### DATASET EXTRACT
__________________________________________________
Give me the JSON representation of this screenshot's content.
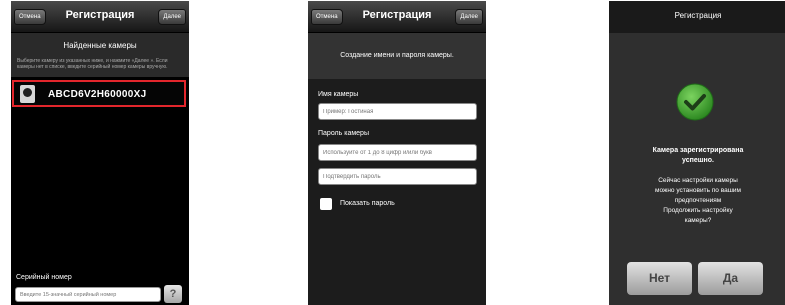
{
  "screen1": {
    "cancel_label": "Отмена",
    "title": "Регистрация",
    "next_label": "Далее",
    "header_title": "Найденные камеры",
    "description": "Выберите камеру из указанных ниже, и нажмите «Далее ». Если камеры нет в списке, введите серийный номер камеры вручную.",
    "camera_id": "ABCD6V2H60000XJ",
    "serial_label": "Серийный номер",
    "serial_placeholder": "Введите 15-значный серийный номер",
    "help_label": "?"
  },
  "screen2": {
    "cancel_label": "Отмена",
    "title": "Регистрация",
    "next_label": "Далее",
    "header_text": "Создание имени и пароля камеры.",
    "name_label": "Имя камеры",
    "name_placeholder": "Пример: Гостиная",
    "password_label": "Пароль камеры",
    "password_placeholder": "Используйте от 1 до 8 цифр и/или букв",
    "confirm_placeholder": "Подтвердить пароль",
    "show_password_label": "Показать пароль"
  },
  "screen3": {
    "title": "Регистрация",
    "success_line1": "Камера зарегистрирована",
    "success_line2": "успешно.",
    "msg_line1": "Сейчас настройки камеры",
    "msg_line2": "можно установить по вашим",
    "msg_line3": "предпочтениям",
    "msg_line4": "Продолжить настройку",
    "msg_line5": "камеры?",
    "no_label": "Нет",
    "yes_label": "Да"
  },
  "colors": {
    "highlight": "#e3262c",
    "success_green": "#3f9b2f"
  }
}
__________________________________________________
### BRIEF
Omit every picture, and otherwise quote the entries exactly.

### TASK RESULT
Give me the JSON representation of this screenshot's content.
{
  "screen1": {
    "cancel_label": "Отмена",
    "title": "Регистрация",
    "next_label": "Далее",
    "header_title": "Найденные камеры",
    "description": "Выберите камеру из указанных ниже, и нажмите «Далее ». Если камеры нет в списке, введите серийный номер камеры вручную.",
    "camera_id": "ABCD6V2H60000XJ",
    "serial_label": "Серийный номер",
    "serial_placeholder": "Введите 15-значный серийный номер",
    "help_label": "?"
  },
  "screen2": {
    "cancel_label": "Отмена",
    "title": "Регистрация",
    "next_label": "Далее",
    "header_text": "Создание имени и пароля камеры.",
    "name_label": "Имя камеры",
    "name_placeholder": "Пример: Гостиная",
    "password_label": "Пароль камеры",
    "password_placeholder": "Используйте от 1 до 8 цифр и/или букв",
    "confirm_placeholder": "Подтвердить пароль",
    "show_password_label": "Показать пароль"
  },
  "screen3": {
    "title": "Регистрация",
    "success_line1": "Камера зарегистрирована",
    "success_line2": "успешно.",
    "msg_line1": "Сейчас настройки камеры",
    "msg_line2": "можно установить по вашим",
    "msg_line3": "предпочтениям",
    "msg_line4": "Продолжить настройку",
    "msg_line5": "камеры?",
    "no_label": "Нет",
    "yes_label": "Да"
  },
  "colors": {
    "highlight": "#e3262c",
    "success_green": "#3f9b2f"
  }
}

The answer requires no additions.